* [Record excerpts]
_____
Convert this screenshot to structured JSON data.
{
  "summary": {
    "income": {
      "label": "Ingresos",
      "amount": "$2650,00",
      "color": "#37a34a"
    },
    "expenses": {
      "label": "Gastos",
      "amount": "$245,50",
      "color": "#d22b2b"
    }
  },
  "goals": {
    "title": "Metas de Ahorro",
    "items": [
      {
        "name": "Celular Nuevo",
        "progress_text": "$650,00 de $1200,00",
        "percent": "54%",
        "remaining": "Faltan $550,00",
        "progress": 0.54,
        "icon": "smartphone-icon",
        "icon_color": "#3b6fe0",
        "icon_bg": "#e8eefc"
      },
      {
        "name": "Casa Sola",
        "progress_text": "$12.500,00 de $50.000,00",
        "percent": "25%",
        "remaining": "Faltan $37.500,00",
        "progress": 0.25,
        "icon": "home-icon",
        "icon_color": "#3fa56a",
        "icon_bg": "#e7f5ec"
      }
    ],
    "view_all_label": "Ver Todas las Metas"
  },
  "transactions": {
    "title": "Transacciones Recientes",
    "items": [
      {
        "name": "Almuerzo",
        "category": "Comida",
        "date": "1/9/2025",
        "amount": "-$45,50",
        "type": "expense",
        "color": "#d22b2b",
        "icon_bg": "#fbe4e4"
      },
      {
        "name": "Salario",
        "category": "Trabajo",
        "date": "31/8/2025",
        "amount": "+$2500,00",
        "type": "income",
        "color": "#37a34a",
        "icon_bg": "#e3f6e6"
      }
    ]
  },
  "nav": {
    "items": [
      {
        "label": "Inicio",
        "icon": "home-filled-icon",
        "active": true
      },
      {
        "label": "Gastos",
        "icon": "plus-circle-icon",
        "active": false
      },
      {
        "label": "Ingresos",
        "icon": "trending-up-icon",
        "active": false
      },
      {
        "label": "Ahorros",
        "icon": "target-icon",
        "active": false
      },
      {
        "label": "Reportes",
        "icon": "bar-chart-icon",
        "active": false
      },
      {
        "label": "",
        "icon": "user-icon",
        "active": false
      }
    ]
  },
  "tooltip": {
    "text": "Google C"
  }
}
_____
Copy out the full listing exactly.

* [Correct result]
Convert this screenshot to structured JSON data.
{
  "summary": {
    "income": {
      "label": "Ingresos",
      "amount": "$2650,00",
      "color": "#37a34a"
    },
    "expenses": {
      "label": "Gastos",
      "amount": "$245,50",
      "color": "#d22b2b"
    }
  },
  "goals": {
    "title": "Metas de Ahorro",
    "items": [
      {
        "name": "Celular Nuevo",
        "progress_text": "$650,00 de $1200,00",
        "percent": "54%",
        "remaining": "Faltan $550,00",
        "progress": 0.54,
        "icon": "smartphone-icon",
        "icon_color": "#3b6fe0",
        "icon_bg": "#e8eefc"
      },
      {
        "name": "Casa Sola",
        "progress_text": "$12.500,00 de $50.000,00",
        "percent": "25%",
        "remaining": "Faltan $37.500,00",
        "progress": 0.25,
        "icon": "home-icon",
        "icon_color": "#3fa56a",
        "icon_bg": "#e7f5ec"
      }
    ],
    "view_all_label": "Ver Todas las Metas"
  },
  "transactions": {
    "title": "Transacciones Recientes",
    "items": [
      {
        "name": "Almuerzo",
        "category": "Comida",
        "date": "1/9/2025",
        "amount": "-$45,50",
        "type": "expense",
        "color": "#d22b2b",
        "icon_bg": "#fbe4e4"
      },
      {
        "name": "Salario",
        "category": "Trabajo",
        "date": "31/8/2025",
        "amount": "+$2500,00",
        "type": "income",
        "color": "#37a34a",
        "icon_bg": "#e3f6e6"
      }
    ]
  },
  "nav": {
    "items": [
      {
        "label": "Inicio",
        "icon": "home-filled-icon",
        "active": true
      },
      {
        "label": "Gastos",
        "icon": "plus-circle-icon",
        "active": false
      },
      {
        "label": "Ingresos",
        "icon": "trending-up-icon",
        "active": false
      },
      {
        "label": "Ahorros",
        "icon": "target-icon",
        "active": false
      },
      {
        "label": "Reportes",
        "icon": "bar-chart-icon",
        "active": false
      },
      {
        "label": "",
        "icon": "user-icon",
        "active": false
      }
    ]
  },
  "tooltip": {
    "text": "Google C"
  }
}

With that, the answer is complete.